— start of Entries shown —

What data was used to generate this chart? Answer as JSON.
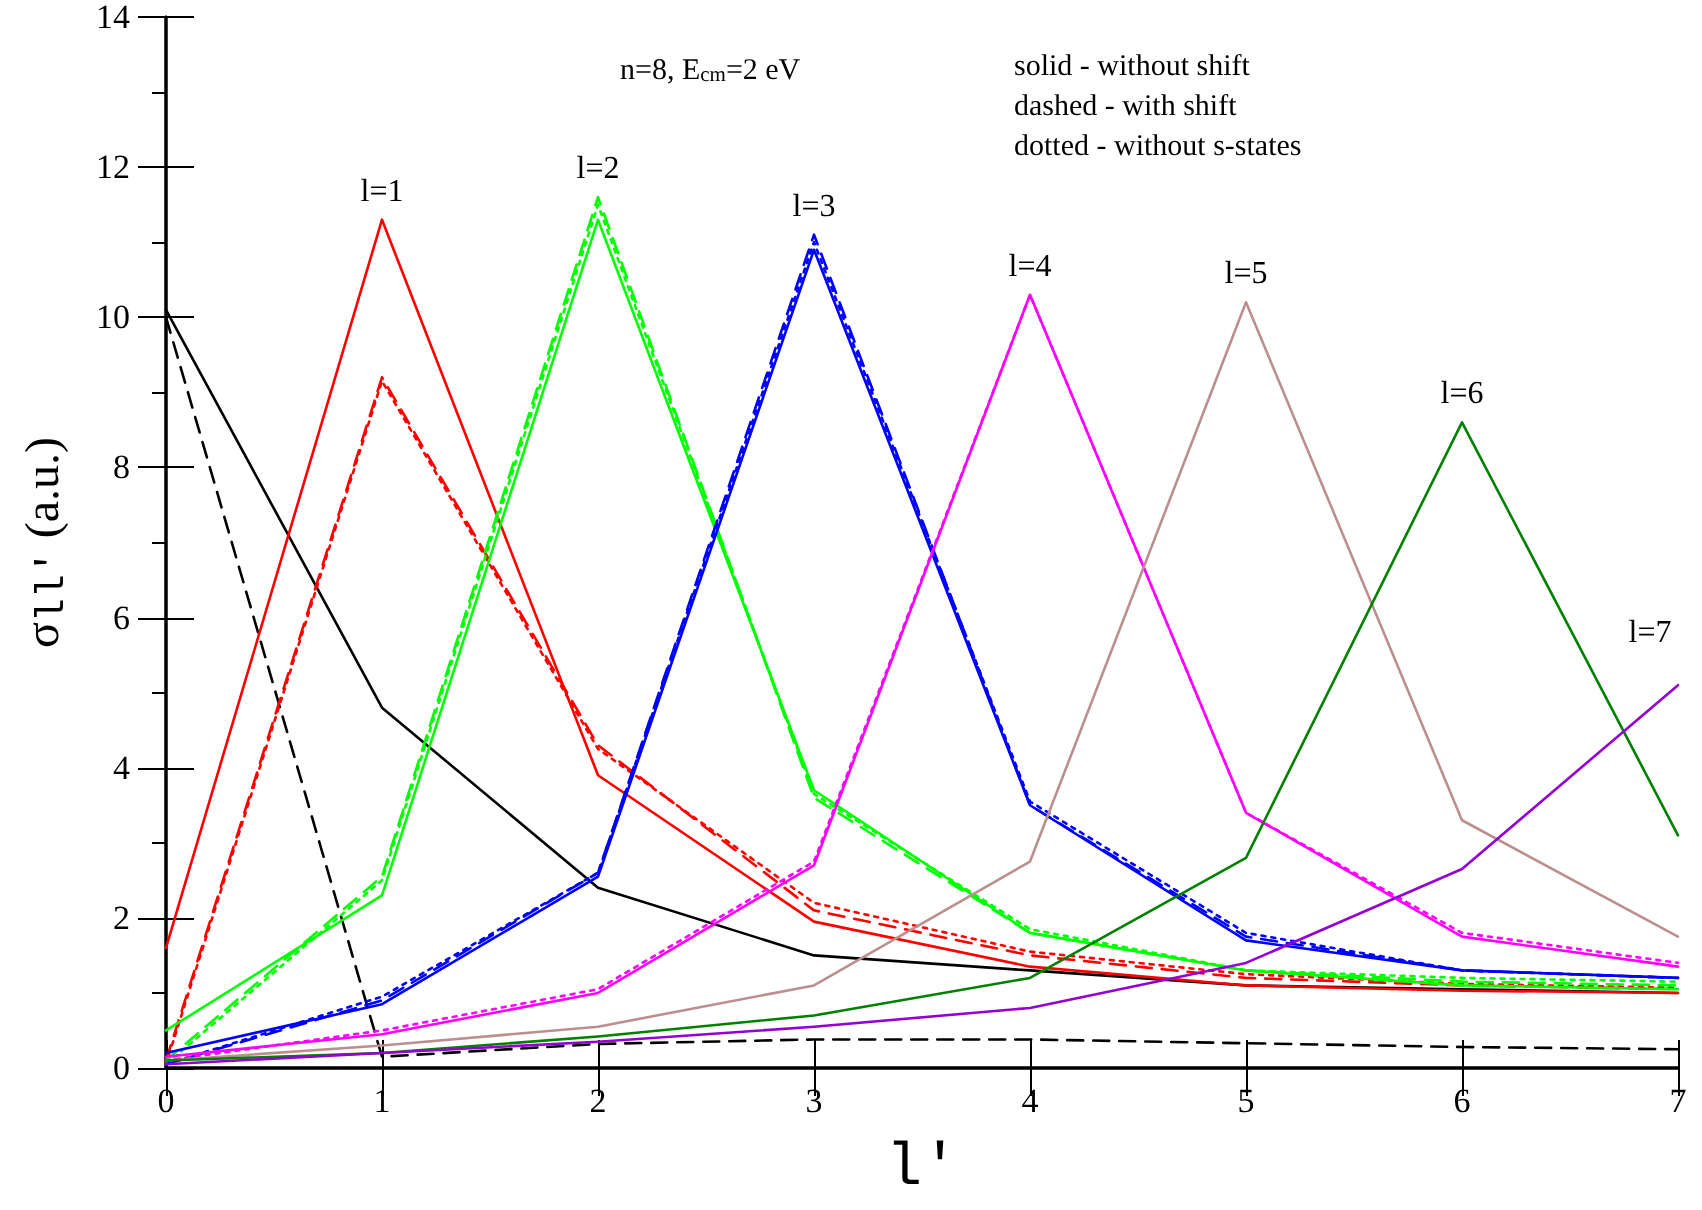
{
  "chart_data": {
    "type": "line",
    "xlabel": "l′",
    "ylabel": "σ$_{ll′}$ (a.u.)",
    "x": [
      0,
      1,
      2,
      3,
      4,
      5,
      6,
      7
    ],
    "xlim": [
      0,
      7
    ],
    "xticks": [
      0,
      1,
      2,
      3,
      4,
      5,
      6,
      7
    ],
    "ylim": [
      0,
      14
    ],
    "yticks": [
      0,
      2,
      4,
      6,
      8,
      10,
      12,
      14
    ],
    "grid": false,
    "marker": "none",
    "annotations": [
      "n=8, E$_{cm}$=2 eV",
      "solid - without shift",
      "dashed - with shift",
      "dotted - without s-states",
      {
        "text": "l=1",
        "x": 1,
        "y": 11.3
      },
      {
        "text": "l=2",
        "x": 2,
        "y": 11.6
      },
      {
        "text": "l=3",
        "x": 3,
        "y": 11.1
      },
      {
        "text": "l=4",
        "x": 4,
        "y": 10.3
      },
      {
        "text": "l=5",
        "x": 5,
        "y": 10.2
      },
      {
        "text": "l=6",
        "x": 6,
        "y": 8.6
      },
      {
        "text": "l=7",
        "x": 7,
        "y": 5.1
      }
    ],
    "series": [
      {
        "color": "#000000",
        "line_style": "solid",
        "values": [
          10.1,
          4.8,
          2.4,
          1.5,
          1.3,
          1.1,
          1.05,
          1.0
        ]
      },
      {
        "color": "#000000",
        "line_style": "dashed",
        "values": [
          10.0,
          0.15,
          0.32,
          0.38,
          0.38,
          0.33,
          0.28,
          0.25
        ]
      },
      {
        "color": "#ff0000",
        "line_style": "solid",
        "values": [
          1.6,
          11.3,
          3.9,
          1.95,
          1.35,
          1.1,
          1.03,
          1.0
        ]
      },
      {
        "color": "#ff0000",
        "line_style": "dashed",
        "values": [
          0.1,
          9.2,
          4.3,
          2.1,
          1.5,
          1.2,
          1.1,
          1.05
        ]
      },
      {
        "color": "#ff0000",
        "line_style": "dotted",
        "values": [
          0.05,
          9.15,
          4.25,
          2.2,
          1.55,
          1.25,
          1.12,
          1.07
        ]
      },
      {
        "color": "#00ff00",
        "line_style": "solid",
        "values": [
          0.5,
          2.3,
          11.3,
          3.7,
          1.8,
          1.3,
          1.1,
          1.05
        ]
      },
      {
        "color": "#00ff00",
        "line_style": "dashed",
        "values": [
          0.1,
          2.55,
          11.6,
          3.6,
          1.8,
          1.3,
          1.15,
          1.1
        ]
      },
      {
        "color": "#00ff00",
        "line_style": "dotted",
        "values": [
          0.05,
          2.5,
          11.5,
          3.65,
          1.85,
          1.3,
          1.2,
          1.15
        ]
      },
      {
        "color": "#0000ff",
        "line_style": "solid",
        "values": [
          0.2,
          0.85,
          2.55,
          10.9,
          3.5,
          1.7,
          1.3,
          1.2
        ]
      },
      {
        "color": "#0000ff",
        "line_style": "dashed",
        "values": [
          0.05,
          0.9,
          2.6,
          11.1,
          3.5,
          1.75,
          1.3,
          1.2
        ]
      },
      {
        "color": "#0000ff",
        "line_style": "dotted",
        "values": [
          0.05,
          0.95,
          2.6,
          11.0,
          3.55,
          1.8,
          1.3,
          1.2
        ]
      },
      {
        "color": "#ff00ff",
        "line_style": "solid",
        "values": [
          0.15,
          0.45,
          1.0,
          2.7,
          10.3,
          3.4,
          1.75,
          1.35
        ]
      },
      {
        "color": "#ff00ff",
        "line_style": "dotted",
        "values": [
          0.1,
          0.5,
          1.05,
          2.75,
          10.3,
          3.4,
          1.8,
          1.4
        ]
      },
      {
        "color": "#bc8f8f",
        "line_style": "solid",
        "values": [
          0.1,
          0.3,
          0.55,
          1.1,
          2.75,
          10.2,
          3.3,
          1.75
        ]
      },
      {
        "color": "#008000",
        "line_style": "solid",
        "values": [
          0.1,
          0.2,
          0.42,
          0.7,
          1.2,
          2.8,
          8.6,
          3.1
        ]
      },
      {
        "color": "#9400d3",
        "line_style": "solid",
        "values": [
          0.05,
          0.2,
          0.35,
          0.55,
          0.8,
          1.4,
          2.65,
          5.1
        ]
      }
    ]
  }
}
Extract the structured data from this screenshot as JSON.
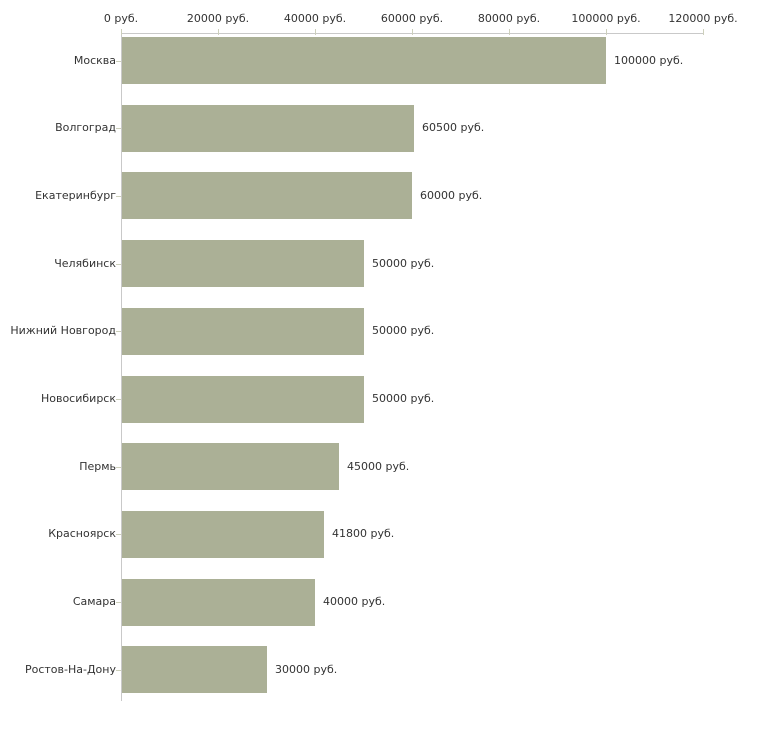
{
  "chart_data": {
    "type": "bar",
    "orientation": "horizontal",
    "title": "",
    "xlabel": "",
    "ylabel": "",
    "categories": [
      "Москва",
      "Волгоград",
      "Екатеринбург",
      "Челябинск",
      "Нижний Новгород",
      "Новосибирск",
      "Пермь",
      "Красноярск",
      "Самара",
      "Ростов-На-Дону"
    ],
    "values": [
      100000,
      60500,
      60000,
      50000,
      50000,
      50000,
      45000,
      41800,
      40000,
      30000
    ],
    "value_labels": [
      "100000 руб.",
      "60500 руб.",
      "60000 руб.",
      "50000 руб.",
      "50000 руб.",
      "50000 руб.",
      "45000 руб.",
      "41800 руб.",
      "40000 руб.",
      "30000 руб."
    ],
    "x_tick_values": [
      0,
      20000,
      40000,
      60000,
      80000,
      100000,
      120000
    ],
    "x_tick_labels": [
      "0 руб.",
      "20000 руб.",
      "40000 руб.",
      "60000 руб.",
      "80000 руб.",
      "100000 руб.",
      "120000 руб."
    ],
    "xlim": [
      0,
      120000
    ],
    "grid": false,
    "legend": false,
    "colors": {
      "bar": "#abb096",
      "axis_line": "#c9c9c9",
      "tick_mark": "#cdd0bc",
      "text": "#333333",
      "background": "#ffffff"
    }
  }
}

— end of Entries shown —

Transcribe every entry above exactly. Omit all pictures.

Exercise answer →
What data was used to generate this chart? Answer as JSON.
{
  "chart_data": {
    "type": "line",
    "xlabel": "l′",
    "ylabel": "σ$_{ll′}$ (a.u.)",
    "x": [
      0,
      1,
      2,
      3,
      4,
      5,
      6,
      7
    ],
    "xlim": [
      0,
      7
    ],
    "xticks": [
      0,
      1,
      2,
      3,
      4,
      5,
      6,
      7
    ],
    "ylim": [
      0,
      14
    ],
    "yticks": [
      0,
      2,
      4,
      6,
      8,
      10,
      12,
      14
    ],
    "grid": false,
    "marker": "none",
    "annotations": [
      "n=8, E$_{cm}$=2 eV",
      "solid - without shift",
      "dashed - with shift",
      "dotted - without s-states",
      {
        "text": "l=1",
        "x": 1,
        "y": 11.3
      },
      {
        "text": "l=2",
        "x": 2,
        "y": 11.6
      },
      {
        "text": "l=3",
        "x": 3,
        "y": 11.1
      },
      {
        "text": "l=4",
        "x": 4,
        "y": 10.3
      },
      {
        "text": "l=5",
        "x": 5,
        "y": 10.2
      },
      {
        "text": "l=6",
        "x": 6,
        "y": 8.6
      },
      {
        "text": "l=7",
        "x": 7,
        "y": 5.1
      }
    ],
    "series": [
      {
        "color": "#000000",
        "line_style": "solid",
        "values": [
          10.1,
          4.8,
          2.4,
          1.5,
          1.3,
          1.1,
          1.05,
          1.0
        ]
      },
      {
        "color": "#000000",
        "line_style": "dashed",
        "values": [
          10.0,
          0.15,
          0.32,
          0.38,
          0.38,
          0.33,
          0.28,
          0.25
        ]
      },
      {
        "color": "#ff0000",
        "line_style": "solid",
        "values": [
          1.6,
          11.3,
          3.9,
          1.95,
          1.35,
          1.1,
          1.03,
          1.0
        ]
      },
      {
        "color": "#ff0000",
        "line_style": "dashed",
        "values": [
          0.1,
          9.2,
          4.3,
          2.1,
          1.5,
          1.2,
          1.1,
          1.05
        ]
      },
      {
        "color": "#ff0000",
        "line_style": "dotted",
        "values": [
          0.05,
          9.15,
          4.25,
          2.2,
          1.55,
          1.25,
          1.12,
          1.07
        ]
      },
      {
        "color": "#00ff00",
        "line_style": "solid",
        "values": [
          0.5,
          2.3,
          11.3,
          3.7,
          1.8,
          1.3,
          1.1,
          1.05
        ]
      },
      {
        "color": "#00ff00",
        "line_style": "dashed",
        "values": [
          0.1,
          2.55,
          11.6,
          3.6,
          1.8,
          1.3,
          1.15,
          1.1
        ]
      },
      {
        "color": "#00ff00",
        "line_style": "dotted",
        "values": [
          0.05,
          2.5,
          11.5,
          3.65,
          1.85,
          1.3,
          1.2,
          1.15
        ]
      },
      {
        "color": "#0000ff",
        "line_style": "solid",
        "values": [
          0.2,
          0.85,
          2.55,
          10.9,
          3.5,
          1.7,
          1.3,
          1.2
        ]
      },
      {
        "color": "#0000ff",
        "line_style": "dashed",
        "values": [
          0.05,
          0.9,
          2.6,
          11.1,
          3.5,
          1.75,
          1.3,
          1.2
        ]
      },
      {
        "color": "#0000ff",
        "line_style": "dotted",
        "values": [
          0.05,
          0.95,
          2.6,
          11.0,
          3.55,
          1.8,
          1.3,
          1.2
        ]
      },
      {
        "color": "#ff00ff",
        "line_style": "solid",
        "values": [
          0.15,
          0.45,
          1.0,
          2.7,
          10.3,
          3.4,
          1.75,
          1.35
        ]
      },
      {
        "color": "#ff00ff",
        "line_style": "dotted",
        "values": [
          0.1,
          0.5,
          1.05,
          2.75,
          10.3,
          3.4,
          1.8,
          1.4
        ]
      },
      {
        "color": "#bc8f8f",
        "line_style": "solid",
        "values": [
          0.1,
          0.3,
          0.55,
          1.1,
          2.75,
          10.2,
          3.3,
          1.75
        ]
      },
      {
        "color": "#008000",
        "line_style": "solid",
        "values": [
          0.1,
          0.2,
          0.42,
          0.7,
          1.2,
          2.8,
          8.6,
          3.1
        ]
      },
      {
        "color": "#9400d3",
        "line_style": "solid",
        "values": [
          0.05,
          0.2,
          0.35,
          0.55,
          0.8,
          1.4,
          2.65,
          5.1
        ]
      }
    ]
  }
}
Extract the structured data from this screenshot as JSON.
{
  "chart_data": {
    "type": "bar",
    "orientation": "horizontal",
    "title": "",
    "xlabel": "",
    "ylabel": "",
    "categories": [
      "Москва",
      "Волгоград",
      "Екатеринбург",
      "Челябинск",
      "Нижний Новгород",
      "Новосибирск",
      "Пермь",
      "Красноярск",
      "Самара",
      "Ростов-На-Дону"
    ],
    "values": [
      100000,
      60500,
      60000,
      50000,
      50000,
      50000,
      45000,
      41800,
      40000,
      30000
    ],
    "value_labels": [
      "100000 руб.",
      "60500 руб.",
      "60000 руб.",
      "50000 руб.",
      "50000 руб.",
      "50000 руб.",
      "45000 руб.",
      "41800 руб.",
      "40000 руб.",
      "30000 руб."
    ],
    "x_tick_values": [
      0,
      20000,
      40000,
      60000,
      80000,
      100000,
      120000
    ],
    "x_tick_labels": [
      "0 руб.",
      "20000 руб.",
      "40000 руб.",
      "60000 руб.",
      "80000 руб.",
      "100000 руб.",
      "120000 руб."
    ],
    "xlim": [
      0,
      120000
    ],
    "grid": false,
    "legend": false,
    "colors": {
      "bar": "#abb096",
      "axis_line": "#c9c9c9",
      "tick_mark": "#cdd0bc",
      "text": "#333333",
      "background": "#ffffff"
    }
  }
}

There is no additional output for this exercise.